DATA FOR THE TASK >>
--- START ---
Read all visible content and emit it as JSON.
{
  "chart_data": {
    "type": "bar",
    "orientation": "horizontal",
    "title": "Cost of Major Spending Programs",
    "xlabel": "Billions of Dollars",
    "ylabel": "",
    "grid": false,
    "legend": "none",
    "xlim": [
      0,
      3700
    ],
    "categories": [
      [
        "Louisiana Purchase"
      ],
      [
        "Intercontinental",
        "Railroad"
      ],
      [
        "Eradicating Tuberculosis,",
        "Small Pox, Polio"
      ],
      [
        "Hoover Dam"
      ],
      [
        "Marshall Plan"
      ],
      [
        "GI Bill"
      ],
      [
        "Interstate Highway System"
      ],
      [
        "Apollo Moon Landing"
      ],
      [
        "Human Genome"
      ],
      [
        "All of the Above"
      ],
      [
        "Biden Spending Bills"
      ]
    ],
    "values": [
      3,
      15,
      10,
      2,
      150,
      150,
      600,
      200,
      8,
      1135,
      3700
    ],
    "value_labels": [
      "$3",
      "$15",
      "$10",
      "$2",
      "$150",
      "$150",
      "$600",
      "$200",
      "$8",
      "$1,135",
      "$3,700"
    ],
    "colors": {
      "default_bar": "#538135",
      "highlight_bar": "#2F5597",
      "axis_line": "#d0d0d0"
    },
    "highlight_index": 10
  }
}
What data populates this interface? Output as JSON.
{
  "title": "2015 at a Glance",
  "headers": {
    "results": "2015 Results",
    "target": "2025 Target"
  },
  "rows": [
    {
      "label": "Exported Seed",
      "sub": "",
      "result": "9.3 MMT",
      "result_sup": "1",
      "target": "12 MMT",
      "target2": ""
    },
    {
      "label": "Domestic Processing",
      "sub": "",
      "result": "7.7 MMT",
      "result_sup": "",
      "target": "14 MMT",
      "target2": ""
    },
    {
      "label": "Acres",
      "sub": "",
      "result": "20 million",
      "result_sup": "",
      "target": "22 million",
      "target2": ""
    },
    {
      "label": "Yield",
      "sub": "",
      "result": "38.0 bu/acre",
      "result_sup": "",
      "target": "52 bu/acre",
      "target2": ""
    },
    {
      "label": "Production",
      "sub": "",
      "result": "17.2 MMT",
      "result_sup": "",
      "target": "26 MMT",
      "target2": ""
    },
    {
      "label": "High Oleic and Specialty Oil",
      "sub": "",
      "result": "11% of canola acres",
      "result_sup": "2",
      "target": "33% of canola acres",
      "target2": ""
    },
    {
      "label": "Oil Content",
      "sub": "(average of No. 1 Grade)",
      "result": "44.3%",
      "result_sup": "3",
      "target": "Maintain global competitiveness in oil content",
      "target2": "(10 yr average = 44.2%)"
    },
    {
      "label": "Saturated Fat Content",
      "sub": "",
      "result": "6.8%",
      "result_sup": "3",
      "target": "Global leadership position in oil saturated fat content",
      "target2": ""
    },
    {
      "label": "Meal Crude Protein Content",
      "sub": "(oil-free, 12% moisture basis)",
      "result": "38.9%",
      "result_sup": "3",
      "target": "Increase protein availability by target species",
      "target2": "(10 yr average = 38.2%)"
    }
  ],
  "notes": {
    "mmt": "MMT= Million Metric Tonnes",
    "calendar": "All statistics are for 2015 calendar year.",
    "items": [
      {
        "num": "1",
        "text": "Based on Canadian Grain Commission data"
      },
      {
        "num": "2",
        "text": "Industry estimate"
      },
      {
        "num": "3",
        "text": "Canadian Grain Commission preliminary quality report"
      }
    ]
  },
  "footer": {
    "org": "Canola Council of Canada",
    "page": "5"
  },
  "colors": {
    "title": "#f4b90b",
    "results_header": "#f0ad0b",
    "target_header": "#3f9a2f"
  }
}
--- END ---
TASK STATEMENT >>
Lines with "average" in them are what the answer must contain; copy each from the records above.

ANSWER BOX >>
      "sub": "(average of No. 1 Grade)",
      "target2": "(10 yr average = 44.2%)"
      "target2": "(10 yr average = 38.2%)"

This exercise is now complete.